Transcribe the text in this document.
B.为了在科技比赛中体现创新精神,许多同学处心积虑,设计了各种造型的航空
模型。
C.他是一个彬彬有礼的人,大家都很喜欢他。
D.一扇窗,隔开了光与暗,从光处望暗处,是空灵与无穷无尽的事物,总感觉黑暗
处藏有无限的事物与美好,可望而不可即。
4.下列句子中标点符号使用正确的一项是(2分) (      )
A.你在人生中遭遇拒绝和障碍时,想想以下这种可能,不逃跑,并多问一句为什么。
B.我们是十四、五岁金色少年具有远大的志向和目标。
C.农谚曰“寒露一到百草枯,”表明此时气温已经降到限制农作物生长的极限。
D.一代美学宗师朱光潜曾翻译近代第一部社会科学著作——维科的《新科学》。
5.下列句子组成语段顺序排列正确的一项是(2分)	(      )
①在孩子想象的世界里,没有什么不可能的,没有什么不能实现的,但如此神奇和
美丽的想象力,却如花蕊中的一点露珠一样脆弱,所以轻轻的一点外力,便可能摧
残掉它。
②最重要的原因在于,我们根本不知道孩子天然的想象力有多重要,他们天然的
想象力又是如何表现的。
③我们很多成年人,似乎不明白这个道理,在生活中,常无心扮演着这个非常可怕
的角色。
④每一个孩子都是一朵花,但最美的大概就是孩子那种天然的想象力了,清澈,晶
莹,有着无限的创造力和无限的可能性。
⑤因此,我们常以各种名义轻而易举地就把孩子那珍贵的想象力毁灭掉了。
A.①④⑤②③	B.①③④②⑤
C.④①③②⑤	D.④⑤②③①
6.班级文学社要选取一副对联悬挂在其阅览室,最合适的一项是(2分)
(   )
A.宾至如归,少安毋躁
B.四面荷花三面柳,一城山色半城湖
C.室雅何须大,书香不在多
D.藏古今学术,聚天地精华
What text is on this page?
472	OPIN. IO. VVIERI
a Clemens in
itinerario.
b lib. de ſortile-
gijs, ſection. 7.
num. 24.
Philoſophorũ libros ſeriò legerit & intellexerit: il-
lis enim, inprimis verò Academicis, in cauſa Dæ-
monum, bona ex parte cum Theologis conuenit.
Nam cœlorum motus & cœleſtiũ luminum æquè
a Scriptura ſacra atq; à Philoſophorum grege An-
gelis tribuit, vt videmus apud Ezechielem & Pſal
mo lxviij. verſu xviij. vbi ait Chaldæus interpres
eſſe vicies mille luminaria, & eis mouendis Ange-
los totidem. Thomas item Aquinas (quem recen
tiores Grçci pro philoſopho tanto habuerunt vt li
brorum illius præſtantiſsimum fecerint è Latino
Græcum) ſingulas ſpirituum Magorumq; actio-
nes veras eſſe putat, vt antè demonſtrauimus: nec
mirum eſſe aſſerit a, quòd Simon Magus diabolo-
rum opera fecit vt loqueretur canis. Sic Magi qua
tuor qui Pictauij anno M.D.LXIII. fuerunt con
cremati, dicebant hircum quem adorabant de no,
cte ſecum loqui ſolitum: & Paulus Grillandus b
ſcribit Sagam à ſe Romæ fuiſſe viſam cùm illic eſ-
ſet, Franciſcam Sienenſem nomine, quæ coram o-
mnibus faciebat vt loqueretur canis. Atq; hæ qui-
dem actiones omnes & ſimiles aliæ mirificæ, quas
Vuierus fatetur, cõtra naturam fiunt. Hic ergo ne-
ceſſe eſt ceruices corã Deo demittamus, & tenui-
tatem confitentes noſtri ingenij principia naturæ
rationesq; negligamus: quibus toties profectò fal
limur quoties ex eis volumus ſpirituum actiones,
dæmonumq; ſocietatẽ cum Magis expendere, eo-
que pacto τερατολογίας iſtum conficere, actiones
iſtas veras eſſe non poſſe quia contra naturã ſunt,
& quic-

---+---

WHAT YOU SHOULD DO
Give an exact repetition of all the material.

WRITTEN SOLUTION
Transcribe the text in this document.
B.为了在科技比赛中体现创新精神,许多同学处心积虑,设计了各种造型的航空
模型。
C.他是一个彬彬有礼的人,大家都很喜欢他。
D.一扇窗,隔开了光与暗,从光处望暗处,是空灵与无穷无尽的事物,总感觉黑暗
处藏有无限的事物与美好,可望而不可即。
4.下列句子中标点符号使用正确的一项是(2分) (      )
A.你在人生中遭遇拒绝和障碍时,想想以下这种可能,不逃跑,并多问一句为什么。
B.我们是十四、五岁金色少年具有远大的志向和目标。
C.农谚曰“寒露一到百草枯,”表明此时气温已经降到限制农作物生长的极限。
D.一代美学宗师朱光潜曾翻译近代第一部社会科学著作——维科的《新科学》。
5.下列句子组成语段顺序排列正确的一项是(2分)	(      )
①在孩子想象的世界里,没有什么不可能的,没有什么不能实现的,但如此神奇和
美丽的想象力,却如花蕊中的一点露珠一样脆弱,所以轻轻的一点外力,便可能摧
残掉它。
②最重要的原因在于,我们根本不知道孩子天然的想象力有多重要,他们天然的
想象力又是如何表现的。
③我们很多成年人,似乎不明白这个道理,在生活中,常无心扮演着这个非常可怕
的角色。
④每一个孩子都是一朵花,但最美的大概就是孩子那种天然的想象力了,清澈,晶
莹,有着无限的创造力和无限的可能性。
⑤因此,我们常以各种名义轻而易举地就把孩子那珍贵的想象力毁灭掉了。
A.①④⑤②③	B.①③④②⑤
C.④①③②⑤	D.④⑤②③①
6.班级文学社要选取一副对联悬挂在其阅览室,最合适的一项是(2分)
(   )
A.宾至如归,少安毋躁
B.四面荷花三面柳,一城山色半城湖
C.室雅何须大,书香不在多
D.藏古今学术,聚天地精华
What text is on this page?
472	OPIN. IO. VVIERI
a Clemens in
itinerario.
b lib. de ſortile-
gijs, ſection. 7.
num. 24.
Philoſophorũ libros ſeriò legerit & intellexerit: il-
lis enim, inprimis verò Academicis, in cauſa Dæ-
monum, bona ex parte cum Theologis conuenit.
Nam cœlorum motus & cœleſtiũ luminum æquè
a Scriptura ſacra atq; à Philoſophorum grege An-
gelis tribuit, vt videmus apud Ezechielem & Pſal
mo lxviij. verſu xviij. vbi ait Chaldæus interpres
eſſe vicies mille luminaria, & eis mouendis Ange-
los totidem. Thomas item Aquinas (quem recen
tiores Grçci pro philoſopho tanto habuerunt vt li
brorum illius præſtantiſsimum fecerint è Latino
Græcum) ſingulas ſpirituum Magorumq; actio-
nes veras eſſe putat, vt antè demonſtrauimus: nec
mirum eſſe aſſerit a, quòd Simon Magus diabolo-
rum opera fecit vt loqueretur canis. Sic Magi qua
tuor qui Pictauij anno M.D.LXIII. fuerunt con
cremati, dicebant hircum quem adorabant de no,
cte ſecum loqui ſolitum: & Paulus Grillandus b
ſcribit Sagam à ſe Romæ fuiſſe viſam cùm illic eſ-
ſet, Franciſcam Sienenſem nomine, quæ coram o-
mnibus faciebat vt loqueretur canis. Atq; hæ qui-
dem actiones omnes & ſimiles aliæ mirificæ, quas
Vuierus fatetur, cõtra naturam fiunt. Hic ergo ne-
ceſſe eſt ceruices corã Deo demittamus, & tenui-
tatem confitentes noſtri ingenij principia naturæ
rationesq; negligamus: quibus toties profectò fal
limur quoties ex eis volumus ſpirituum actiones,
dæmonumq; ſocietatẽ cum Magis expendere, eo-
que pacto τερατολογίας iſtum conficere, actiones
iſtas veras eſſe non poſſe quia contra naturã ſunt,
& quic-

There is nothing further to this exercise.